*AIM OF THE EXERCISE*
Write the records out again exactly as they read, dropping any picture they hold.

*GIVEN INFORMATION*
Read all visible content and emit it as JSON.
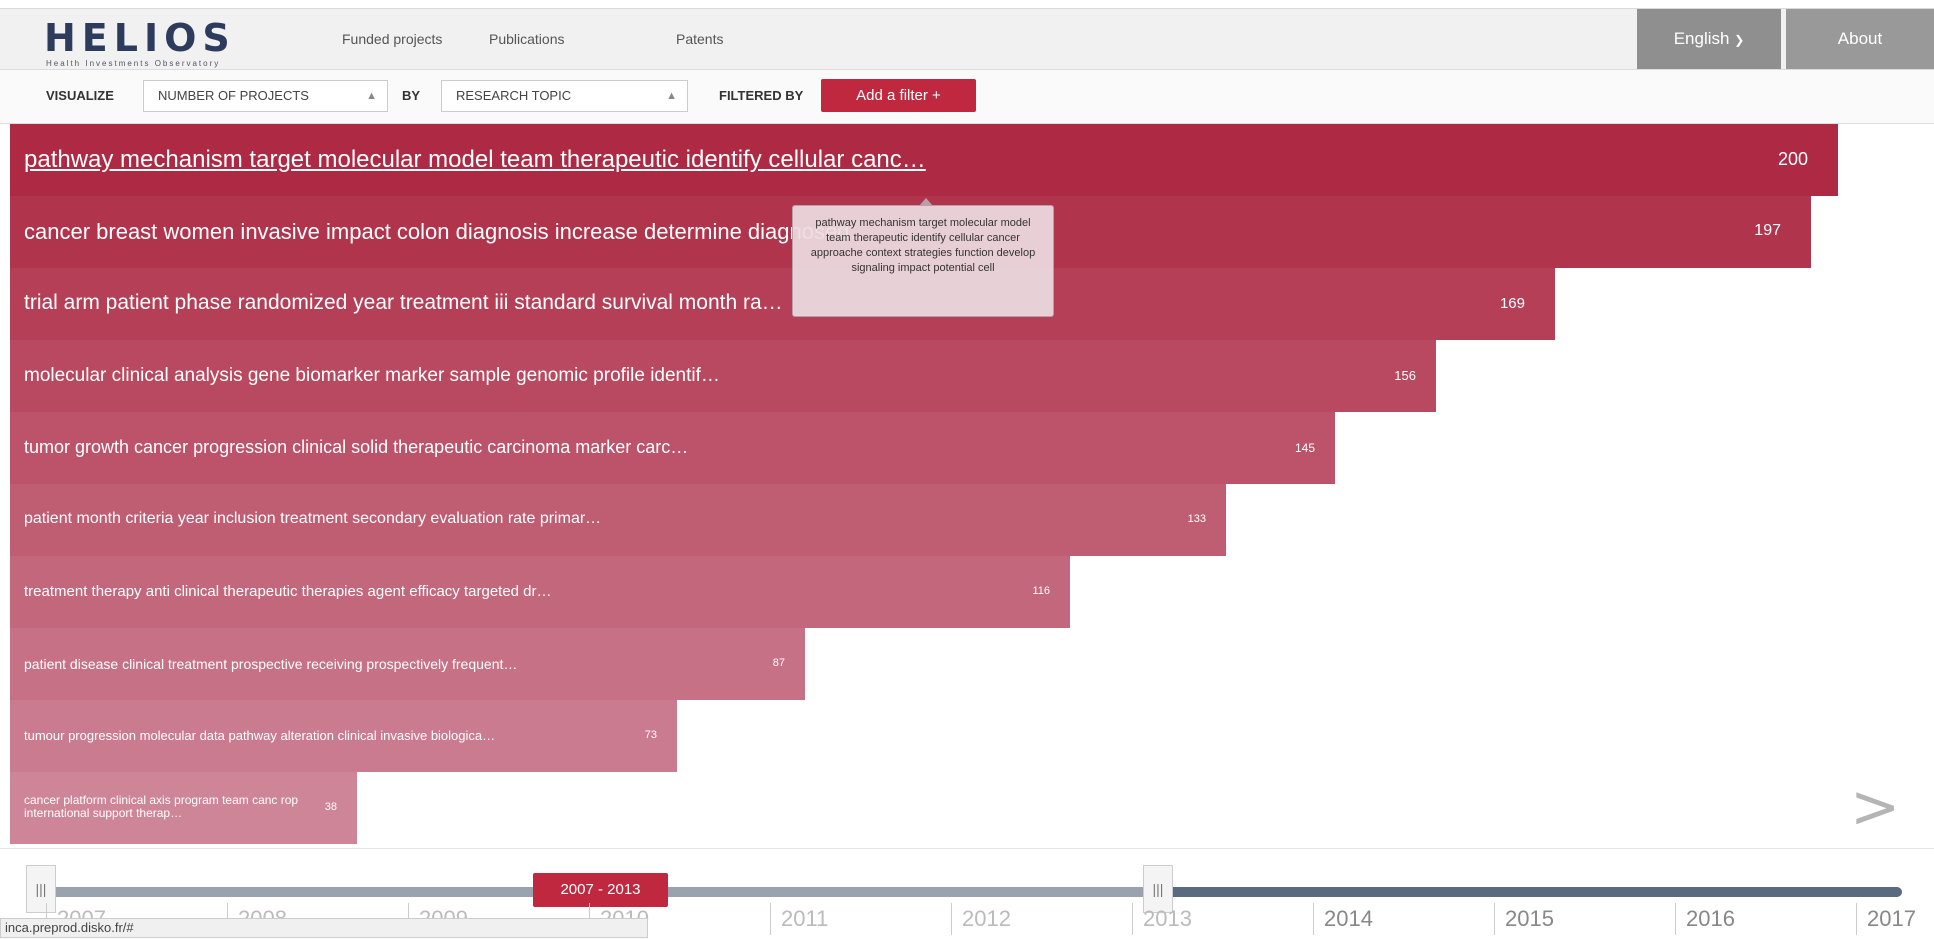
{
  "app": {
    "logo_text": "HELIOS",
    "logo_subtitle": "Health Investments Observatory"
  },
  "nav": {
    "links": [
      "Funded projects",
      "Publications",
      "Patents"
    ],
    "language": "English",
    "about": "About"
  },
  "filterbar": {
    "visualize_label": "VISUALIZE",
    "visualize_value": "NUMBER OF PROJECTS",
    "by_label": "BY",
    "by_value": "RESEARCH TOPIC",
    "filtered_by_label": "FILTERED BY",
    "add_filter": "Add a filter  +"
  },
  "chart_data": {
    "type": "bar",
    "orientation": "horizontal",
    "max": 200,
    "bars": [
      {
        "label": "pathway mechanism target molecular model team therapeutic identify cellular canc…",
        "value": 200,
        "color": "#ae2a44"
      },
      {
        "label": "cancer breast women invasive impact colon diagnosis increase determine diagnosed…",
        "value": 197,
        "color": "#b1344d"
      },
      {
        "label": "trial arm patient phase randomized year treatment iii standard survival month ra…",
        "value": 169,
        "color": "#b53f57"
      },
      {
        "label": "molecular clinical analysis gene biomarker marker sample genomic profile identif…",
        "value": 156,
        "color": "#b84960"
      },
      {
        "label": "tumor growth cancer progression clinical solid therapeutic carcinoma marker carc…",
        "value": 145,
        "color": "#bc536a"
      },
      {
        "label": "patient month criteria year inclusion treatment secondary evaluation rate primar…",
        "value": 133,
        "color": "#bf5d73"
      },
      {
        "label": "treatment therapy anti clinical therapeutic therapies agent efficacy targeted dr…",
        "value": 116,
        "color": "#c3677c"
      },
      {
        "label": "patient disease clinical treatment prospective receiving prospectively frequent…",
        "value": 87,
        "color": "#c77186"
      },
      {
        "label": "tumour progression molecular data pathway alteration clinical invasive biologica…",
        "value": 73,
        "color": "#cb7b8f"
      },
      {
        "label": "cancer platform clinical axis program team canc rop international support therap…",
        "value": 38,
        "color": "#cf8598"
      }
    ]
  },
  "tooltip": {
    "text": "pathway mechanism target molecular model team therapeutic identify cellular cancer approache context strategies function develop signaling impact potential cell"
  },
  "next_arrow": ">",
  "timeline": {
    "range_label": "2007 - 2013",
    "years": [
      "2007",
      "2008",
      "2009",
      "2010",
      "2011",
      "2012",
      "2013",
      "2014",
      "2015",
      "2016",
      "2017"
    ],
    "selected_start": "2007",
    "selected_end": "2013"
  },
  "statusbar": "inca.preprod.disko.fr/#"
}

*FINISHED TASK*
Read all visible content and emit it as JSON.
{
  "app": {
    "logo_text": "HELIOS",
    "logo_subtitle": "Health Investments Observatory"
  },
  "nav": {
    "links": [
      "Funded projects",
      "Publications",
      "Patents"
    ],
    "language": "English",
    "about": "About"
  },
  "filterbar": {
    "visualize_label": "VISUALIZE",
    "visualize_value": "NUMBER OF PROJECTS",
    "by_label": "BY",
    "by_value": "RESEARCH TOPIC",
    "filtered_by_label": "FILTERED BY",
    "add_filter": "Add a filter  +"
  },
  "chart_data": {
    "type": "bar",
    "orientation": "horizontal",
    "max": 200,
    "bars": [
      {
        "label": "pathway mechanism target molecular model team therapeutic identify cellular canc…",
        "value": 200,
        "color": "#ae2a44"
      },
      {
        "label": "cancer breast women invasive impact colon diagnosis increase determine diagnosed…",
        "value": 197,
        "color": "#b1344d"
      },
      {
        "label": "trial arm patient phase randomized year treatment iii standard survival month ra…",
        "value": 169,
        "color": "#b53f57"
      },
      {
        "label": "molecular clinical analysis gene biomarker marker sample genomic profile identif…",
        "value": 156,
        "color": "#b84960"
      },
      {
        "label": "tumor growth cancer progression clinical solid therapeutic carcinoma marker carc…",
        "value": 145,
        "color": "#bc536a"
      },
      {
        "label": "patient month criteria year inclusion treatment secondary evaluation rate primar…",
        "value": 133,
        "color": "#bf5d73"
      },
      {
        "label": "treatment therapy anti clinical therapeutic therapies agent efficacy targeted dr…",
        "value": 116,
        "color": "#c3677c"
      },
      {
        "label": "patient disease clinical treatment prospective receiving prospectively frequent…",
        "value": 87,
        "color": "#c77186"
      },
      {
        "label": "tumour progression molecular data pathway alteration clinical invasive biologica…",
        "value": 73,
        "color": "#cb7b8f"
      },
      {
        "label": "cancer platform clinical axis program team canc rop international support therap…",
        "value": 38,
        "color": "#cf8598"
      }
    ]
  },
  "tooltip": {
    "text": "pathway mechanism target molecular model team therapeutic identify cellular cancer approache context strategies function develop signaling impact potential cell"
  },
  "next_arrow": ">",
  "timeline": {
    "range_label": "2007 - 2013",
    "years": [
      "2007",
      "2008",
      "2009",
      "2010",
      "2011",
      "2012",
      "2013",
      "2014",
      "2015",
      "2016",
      "2017"
    ],
    "selected_start": "2007",
    "selected_end": "2013"
  },
  "statusbar": "inca.preprod.disko.fr/#"
}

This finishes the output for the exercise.